Dataset entries

::::::::

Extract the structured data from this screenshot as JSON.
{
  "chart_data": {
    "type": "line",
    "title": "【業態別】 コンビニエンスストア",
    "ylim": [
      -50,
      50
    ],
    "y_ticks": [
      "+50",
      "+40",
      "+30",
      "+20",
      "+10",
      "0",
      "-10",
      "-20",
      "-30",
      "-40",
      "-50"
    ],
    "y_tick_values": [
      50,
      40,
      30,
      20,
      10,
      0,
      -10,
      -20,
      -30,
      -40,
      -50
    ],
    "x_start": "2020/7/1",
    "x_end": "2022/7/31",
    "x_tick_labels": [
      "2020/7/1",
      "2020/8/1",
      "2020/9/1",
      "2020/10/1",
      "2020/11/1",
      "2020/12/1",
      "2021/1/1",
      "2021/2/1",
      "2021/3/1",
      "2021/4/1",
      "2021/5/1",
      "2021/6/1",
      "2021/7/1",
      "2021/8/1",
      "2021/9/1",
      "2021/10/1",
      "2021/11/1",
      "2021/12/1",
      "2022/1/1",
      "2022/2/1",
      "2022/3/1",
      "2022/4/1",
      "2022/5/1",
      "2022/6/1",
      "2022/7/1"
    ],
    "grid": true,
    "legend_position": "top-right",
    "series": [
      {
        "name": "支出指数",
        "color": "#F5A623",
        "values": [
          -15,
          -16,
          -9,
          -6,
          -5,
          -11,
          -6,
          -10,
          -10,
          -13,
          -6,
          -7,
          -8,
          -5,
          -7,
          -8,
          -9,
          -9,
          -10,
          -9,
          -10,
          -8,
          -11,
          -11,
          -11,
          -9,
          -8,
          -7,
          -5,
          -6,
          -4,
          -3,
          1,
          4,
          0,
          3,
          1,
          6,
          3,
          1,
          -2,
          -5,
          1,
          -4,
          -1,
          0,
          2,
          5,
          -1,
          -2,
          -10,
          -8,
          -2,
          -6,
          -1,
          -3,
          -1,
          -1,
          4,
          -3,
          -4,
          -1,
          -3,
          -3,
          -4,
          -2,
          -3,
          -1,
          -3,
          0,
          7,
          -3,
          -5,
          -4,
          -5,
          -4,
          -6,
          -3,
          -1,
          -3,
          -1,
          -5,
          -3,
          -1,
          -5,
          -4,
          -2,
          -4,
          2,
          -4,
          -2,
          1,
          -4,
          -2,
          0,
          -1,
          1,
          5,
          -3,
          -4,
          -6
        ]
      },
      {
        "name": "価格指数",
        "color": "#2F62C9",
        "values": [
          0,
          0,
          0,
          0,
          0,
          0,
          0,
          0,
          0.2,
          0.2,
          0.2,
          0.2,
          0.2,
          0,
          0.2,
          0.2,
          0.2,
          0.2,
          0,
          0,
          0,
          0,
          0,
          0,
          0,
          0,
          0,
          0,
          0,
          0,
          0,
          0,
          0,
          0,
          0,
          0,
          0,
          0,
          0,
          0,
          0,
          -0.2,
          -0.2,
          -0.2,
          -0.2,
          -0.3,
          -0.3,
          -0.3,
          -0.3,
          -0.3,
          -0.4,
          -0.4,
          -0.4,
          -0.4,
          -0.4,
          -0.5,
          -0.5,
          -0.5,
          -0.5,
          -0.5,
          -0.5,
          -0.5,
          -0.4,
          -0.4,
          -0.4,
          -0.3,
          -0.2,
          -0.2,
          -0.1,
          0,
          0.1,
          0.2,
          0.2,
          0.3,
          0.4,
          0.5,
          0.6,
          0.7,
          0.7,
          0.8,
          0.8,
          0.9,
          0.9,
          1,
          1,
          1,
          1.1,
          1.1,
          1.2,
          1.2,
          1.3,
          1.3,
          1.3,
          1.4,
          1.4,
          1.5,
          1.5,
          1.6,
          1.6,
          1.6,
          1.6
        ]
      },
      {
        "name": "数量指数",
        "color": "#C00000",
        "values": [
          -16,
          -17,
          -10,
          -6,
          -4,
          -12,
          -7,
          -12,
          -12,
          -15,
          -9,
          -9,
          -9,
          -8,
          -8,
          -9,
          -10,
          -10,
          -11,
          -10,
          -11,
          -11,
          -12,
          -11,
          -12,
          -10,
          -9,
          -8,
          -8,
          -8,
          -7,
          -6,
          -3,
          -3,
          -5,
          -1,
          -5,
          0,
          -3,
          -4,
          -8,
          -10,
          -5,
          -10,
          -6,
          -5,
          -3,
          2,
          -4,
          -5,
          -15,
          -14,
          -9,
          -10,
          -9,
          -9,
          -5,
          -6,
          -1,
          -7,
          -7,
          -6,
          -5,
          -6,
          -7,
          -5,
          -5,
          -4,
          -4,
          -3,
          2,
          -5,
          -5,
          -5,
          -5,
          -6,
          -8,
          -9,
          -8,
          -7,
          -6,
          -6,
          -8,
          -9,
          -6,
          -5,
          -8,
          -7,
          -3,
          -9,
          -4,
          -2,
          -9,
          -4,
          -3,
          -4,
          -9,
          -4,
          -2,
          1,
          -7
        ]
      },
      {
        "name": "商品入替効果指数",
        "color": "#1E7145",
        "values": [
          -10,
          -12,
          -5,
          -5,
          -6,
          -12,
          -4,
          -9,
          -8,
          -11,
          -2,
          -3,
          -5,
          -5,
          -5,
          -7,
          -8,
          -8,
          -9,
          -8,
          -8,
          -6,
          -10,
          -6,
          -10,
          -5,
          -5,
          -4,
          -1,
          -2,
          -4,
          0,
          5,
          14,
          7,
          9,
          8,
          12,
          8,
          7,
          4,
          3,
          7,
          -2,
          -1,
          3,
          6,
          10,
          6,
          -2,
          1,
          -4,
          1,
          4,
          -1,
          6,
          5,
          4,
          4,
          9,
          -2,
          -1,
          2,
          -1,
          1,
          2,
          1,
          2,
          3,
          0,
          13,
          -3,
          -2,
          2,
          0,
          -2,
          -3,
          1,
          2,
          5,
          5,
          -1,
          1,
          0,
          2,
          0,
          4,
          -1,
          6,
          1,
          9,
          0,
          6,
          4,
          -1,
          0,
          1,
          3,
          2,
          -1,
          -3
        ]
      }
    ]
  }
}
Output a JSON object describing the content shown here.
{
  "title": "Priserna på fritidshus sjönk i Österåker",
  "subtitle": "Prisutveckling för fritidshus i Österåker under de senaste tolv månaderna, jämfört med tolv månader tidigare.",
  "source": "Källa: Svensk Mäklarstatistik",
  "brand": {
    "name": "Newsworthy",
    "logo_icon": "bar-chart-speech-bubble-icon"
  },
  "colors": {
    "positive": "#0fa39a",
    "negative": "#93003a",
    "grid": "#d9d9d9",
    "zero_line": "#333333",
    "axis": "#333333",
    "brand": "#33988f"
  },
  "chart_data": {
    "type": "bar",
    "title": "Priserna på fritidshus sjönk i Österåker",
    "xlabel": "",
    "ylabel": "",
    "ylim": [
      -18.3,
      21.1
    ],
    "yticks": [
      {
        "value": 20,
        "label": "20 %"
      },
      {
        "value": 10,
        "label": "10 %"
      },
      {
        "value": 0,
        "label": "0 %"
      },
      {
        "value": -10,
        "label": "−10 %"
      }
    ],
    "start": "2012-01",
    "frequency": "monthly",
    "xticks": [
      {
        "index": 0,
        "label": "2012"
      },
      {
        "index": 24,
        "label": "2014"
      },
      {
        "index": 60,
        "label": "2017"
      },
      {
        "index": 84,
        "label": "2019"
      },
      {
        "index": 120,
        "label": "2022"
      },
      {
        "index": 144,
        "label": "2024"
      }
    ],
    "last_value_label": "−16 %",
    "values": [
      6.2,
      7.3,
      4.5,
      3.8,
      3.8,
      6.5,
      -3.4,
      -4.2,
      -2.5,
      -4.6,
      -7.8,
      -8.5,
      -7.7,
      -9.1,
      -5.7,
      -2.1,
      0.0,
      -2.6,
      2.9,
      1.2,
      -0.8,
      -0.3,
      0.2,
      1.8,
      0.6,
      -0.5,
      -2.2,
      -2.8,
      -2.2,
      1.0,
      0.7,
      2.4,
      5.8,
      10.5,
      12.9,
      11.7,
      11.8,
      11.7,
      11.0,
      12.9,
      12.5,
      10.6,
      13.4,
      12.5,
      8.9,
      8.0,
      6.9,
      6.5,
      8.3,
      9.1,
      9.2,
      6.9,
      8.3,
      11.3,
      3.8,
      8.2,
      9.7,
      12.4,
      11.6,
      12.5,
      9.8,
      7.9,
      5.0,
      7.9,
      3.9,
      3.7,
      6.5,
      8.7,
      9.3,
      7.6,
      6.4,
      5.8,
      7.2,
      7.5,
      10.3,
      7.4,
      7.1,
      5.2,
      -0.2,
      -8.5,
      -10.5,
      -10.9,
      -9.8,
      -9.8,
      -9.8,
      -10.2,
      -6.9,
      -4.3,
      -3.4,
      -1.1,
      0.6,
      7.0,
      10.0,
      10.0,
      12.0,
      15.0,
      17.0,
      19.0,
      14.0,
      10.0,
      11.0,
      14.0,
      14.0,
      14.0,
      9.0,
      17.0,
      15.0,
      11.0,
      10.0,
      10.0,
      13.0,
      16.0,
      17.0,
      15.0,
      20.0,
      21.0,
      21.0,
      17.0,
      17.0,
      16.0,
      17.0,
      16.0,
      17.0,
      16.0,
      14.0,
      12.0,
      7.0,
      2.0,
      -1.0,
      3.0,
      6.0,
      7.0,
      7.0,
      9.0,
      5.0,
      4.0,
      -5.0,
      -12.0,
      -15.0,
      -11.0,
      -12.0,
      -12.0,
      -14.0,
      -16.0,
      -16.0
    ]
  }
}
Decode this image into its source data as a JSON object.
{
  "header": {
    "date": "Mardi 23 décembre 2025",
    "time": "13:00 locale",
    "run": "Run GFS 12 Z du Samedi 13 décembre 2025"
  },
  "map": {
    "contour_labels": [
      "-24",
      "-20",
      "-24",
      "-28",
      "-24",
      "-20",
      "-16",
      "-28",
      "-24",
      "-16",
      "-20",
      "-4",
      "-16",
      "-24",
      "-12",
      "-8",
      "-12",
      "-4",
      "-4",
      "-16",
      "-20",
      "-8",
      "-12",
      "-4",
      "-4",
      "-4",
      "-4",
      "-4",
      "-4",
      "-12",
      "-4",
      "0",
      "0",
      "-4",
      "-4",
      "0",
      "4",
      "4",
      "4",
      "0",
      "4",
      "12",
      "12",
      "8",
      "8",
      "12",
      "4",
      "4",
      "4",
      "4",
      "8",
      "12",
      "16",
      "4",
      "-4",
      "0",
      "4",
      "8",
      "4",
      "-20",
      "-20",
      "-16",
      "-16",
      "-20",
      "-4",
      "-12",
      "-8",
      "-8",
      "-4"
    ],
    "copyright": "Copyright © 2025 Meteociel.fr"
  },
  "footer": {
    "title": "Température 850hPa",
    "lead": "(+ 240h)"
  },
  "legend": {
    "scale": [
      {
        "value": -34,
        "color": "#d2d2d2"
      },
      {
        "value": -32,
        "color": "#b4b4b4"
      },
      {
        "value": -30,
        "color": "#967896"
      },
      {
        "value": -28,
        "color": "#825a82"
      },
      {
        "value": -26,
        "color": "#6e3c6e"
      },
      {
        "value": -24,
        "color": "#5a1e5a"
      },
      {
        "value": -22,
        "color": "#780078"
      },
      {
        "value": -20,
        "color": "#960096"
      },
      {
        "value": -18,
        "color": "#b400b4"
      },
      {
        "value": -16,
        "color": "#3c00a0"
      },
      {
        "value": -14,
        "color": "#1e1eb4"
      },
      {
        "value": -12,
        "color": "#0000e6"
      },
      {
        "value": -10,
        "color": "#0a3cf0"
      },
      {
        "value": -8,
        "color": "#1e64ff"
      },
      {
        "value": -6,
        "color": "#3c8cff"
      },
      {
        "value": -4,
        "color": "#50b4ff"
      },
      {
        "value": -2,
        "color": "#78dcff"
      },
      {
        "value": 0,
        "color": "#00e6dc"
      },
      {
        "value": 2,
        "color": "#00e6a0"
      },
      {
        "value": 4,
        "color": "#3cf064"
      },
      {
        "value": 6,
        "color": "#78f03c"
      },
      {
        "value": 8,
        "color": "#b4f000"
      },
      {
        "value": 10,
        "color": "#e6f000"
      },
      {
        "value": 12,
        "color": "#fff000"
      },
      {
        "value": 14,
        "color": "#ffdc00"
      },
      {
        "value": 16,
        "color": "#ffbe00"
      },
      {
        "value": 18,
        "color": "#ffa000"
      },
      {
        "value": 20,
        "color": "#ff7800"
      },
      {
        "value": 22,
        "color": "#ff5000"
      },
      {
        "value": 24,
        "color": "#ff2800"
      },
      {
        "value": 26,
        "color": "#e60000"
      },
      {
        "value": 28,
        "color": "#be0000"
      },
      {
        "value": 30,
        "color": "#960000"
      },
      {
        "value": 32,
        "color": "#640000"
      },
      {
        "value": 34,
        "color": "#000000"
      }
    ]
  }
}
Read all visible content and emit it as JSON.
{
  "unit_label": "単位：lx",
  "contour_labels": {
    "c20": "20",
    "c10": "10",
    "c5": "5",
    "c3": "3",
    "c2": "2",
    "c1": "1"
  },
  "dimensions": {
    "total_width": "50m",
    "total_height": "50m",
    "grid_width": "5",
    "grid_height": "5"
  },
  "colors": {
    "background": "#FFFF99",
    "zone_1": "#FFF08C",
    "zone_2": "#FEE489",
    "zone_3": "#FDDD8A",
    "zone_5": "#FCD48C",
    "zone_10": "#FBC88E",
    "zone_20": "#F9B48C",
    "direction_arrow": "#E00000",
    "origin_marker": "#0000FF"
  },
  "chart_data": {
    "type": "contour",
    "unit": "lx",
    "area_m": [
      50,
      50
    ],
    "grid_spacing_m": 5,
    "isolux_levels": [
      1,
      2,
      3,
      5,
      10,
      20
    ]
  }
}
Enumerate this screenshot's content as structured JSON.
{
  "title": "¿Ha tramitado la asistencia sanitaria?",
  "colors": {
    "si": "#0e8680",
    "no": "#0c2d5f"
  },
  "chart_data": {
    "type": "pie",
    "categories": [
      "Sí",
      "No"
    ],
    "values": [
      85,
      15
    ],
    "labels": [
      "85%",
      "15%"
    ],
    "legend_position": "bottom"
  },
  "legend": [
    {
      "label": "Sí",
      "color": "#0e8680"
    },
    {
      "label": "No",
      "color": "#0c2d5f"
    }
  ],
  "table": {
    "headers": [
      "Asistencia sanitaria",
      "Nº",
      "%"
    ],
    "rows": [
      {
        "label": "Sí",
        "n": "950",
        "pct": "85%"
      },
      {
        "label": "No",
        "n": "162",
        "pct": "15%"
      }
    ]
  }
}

::::::::

Problem to work on
Identify the lines above with the word "source". Copy them.

Final answer
  "source": "Källa: Svensk Mäklarstatistik",
Decode this image into its source data as a JSON object.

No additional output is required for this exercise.